▶ REQUIREMENT
Provide only the number of lines in the records below that include "感谢你们".

▶ SUPPLIED DATA
[BEGIN]
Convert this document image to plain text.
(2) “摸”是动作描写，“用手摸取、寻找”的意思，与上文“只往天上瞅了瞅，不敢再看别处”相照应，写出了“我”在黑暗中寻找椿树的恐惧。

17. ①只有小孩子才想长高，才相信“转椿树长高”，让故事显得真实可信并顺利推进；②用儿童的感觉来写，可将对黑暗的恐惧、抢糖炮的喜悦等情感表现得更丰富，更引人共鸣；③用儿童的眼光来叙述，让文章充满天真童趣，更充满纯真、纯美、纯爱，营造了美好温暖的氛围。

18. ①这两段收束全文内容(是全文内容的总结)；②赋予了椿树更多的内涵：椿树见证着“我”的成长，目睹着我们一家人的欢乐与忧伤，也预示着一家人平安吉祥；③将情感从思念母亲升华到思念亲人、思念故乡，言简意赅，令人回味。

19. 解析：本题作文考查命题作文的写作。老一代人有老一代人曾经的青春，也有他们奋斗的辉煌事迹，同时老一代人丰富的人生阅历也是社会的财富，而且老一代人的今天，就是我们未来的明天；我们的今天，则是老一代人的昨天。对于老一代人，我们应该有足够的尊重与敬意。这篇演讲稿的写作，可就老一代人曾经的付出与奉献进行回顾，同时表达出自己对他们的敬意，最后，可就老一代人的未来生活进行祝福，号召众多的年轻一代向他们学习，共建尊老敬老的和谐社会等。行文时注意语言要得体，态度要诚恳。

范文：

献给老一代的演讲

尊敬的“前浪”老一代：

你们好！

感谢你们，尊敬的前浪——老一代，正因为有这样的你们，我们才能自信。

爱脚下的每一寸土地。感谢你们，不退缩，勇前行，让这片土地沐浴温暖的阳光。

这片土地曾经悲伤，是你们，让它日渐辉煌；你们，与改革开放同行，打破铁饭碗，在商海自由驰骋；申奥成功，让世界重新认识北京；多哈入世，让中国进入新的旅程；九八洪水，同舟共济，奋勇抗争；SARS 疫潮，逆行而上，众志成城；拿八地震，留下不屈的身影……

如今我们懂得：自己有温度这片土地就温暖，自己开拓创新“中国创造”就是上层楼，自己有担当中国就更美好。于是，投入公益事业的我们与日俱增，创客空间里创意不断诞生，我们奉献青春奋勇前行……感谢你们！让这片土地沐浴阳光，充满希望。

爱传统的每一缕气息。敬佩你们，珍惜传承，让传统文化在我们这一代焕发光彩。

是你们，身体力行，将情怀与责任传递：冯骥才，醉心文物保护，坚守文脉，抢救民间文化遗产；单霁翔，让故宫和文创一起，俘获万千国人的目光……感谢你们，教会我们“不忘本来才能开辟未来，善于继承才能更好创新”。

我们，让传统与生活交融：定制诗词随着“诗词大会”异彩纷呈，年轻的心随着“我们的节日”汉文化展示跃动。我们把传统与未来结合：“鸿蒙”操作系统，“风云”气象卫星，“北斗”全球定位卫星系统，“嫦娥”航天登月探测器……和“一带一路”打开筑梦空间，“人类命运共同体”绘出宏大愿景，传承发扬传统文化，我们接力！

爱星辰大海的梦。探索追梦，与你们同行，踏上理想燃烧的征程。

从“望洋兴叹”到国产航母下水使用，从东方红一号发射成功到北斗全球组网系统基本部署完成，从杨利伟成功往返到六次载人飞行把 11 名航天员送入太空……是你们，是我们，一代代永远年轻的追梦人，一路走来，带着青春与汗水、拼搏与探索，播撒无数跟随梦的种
[END]
▶ EXERCISE ANSWER
4